Output the lines that follow exactly as they are.

──────── TASK INPUT ────────

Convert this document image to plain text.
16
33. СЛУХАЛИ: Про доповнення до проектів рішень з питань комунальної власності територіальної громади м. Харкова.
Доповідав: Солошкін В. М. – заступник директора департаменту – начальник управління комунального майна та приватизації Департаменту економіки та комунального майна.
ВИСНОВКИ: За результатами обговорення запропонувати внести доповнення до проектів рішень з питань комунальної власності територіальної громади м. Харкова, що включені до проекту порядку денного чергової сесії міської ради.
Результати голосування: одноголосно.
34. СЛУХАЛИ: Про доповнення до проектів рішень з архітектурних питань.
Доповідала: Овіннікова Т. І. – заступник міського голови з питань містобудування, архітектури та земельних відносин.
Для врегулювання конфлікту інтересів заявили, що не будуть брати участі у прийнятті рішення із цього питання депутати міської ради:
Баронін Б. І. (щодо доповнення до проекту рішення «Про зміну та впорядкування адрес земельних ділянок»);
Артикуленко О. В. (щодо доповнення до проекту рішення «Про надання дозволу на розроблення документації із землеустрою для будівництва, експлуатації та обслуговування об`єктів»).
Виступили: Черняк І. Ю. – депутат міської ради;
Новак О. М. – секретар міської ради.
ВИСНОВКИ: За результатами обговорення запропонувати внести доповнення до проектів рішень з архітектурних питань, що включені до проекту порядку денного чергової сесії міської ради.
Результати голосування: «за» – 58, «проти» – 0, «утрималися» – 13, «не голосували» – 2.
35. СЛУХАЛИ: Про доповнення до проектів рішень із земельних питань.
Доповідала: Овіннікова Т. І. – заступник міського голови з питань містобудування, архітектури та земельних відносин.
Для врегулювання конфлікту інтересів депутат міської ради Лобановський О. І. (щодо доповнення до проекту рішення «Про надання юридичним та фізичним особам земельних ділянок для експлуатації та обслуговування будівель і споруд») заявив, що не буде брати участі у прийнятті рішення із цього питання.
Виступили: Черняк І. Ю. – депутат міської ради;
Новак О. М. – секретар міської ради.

────────

= COMPLETE OUTPUT =
Convert this document image to plain text.
16
33. СЛУХАЛИ: Про доповнення до проектів рішень з питань комунальної власності територіальної громади м. Харкова.
Доповідав: Солошкін В. М. – заступник директора департаменту – начальник управління комунального майна та приватизації Департаменту економіки та комунального майна.
ВИСНОВКИ: За результатами обговорення запропонувати внести доповнення до проектів рішень з питань комунальної власності територіальної громади м. Харкова, що включені до проекту порядку денного чергової сесії міської ради.
Результати голосування: одноголосно.
34. СЛУХАЛИ: Про доповнення до проектів рішень з архітектурних питань.
Доповідала: Овіннікова Т. І. – заступник міського голови з питань містобудування, архітектури та земельних відносин.
Для врегулювання конфлікту інтересів заявили, що не будуть брати участі у прийнятті рішення із цього питання депутати міської ради:
Баронін Б. І. (щодо доповнення до проекту рішення «Про зміну та впорядкування адрес земельних ділянок»);
Артикуленко О. В. (щодо доповнення до проекту рішення «Про надання дозволу на розроблення документації із землеустрою для будівництва, експлуатації та обслуговування об`єктів»).
Виступили: Черняк І. Ю. – депутат міської ради;
Новак О. М. – секретар міської ради.
ВИСНОВКИ: За результатами обговорення запропонувати внести доповнення до проектів рішень з архітектурних питань, що включені до проекту порядку денного чергової сесії міської ради.
Результати голосування: «за» – 58, «проти» – 0, «утрималися» – 13, «не голосували» – 2.
35. СЛУХАЛИ: Про доповнення до проектів рішень із земельних питань.
Доповідала: Овіннікова Т. І. – заступник міського голови з питань містобудування, архітектури та земельних відносин.
Для врегулювання конфлікту інтересів депутат міської ради Лобановський О. І. (щодо доповнення до проекту рішення «Про надання юридичним та фізичним особам земельних ділянок для експлуатації та обслуговування будівель і споруд») заявив, що не буде брати участі у прийнятті рішення із цього питання.
Виступили: Черняк І. Ю. – депутат міської ради;
Новак О. М. – секретар міської ради.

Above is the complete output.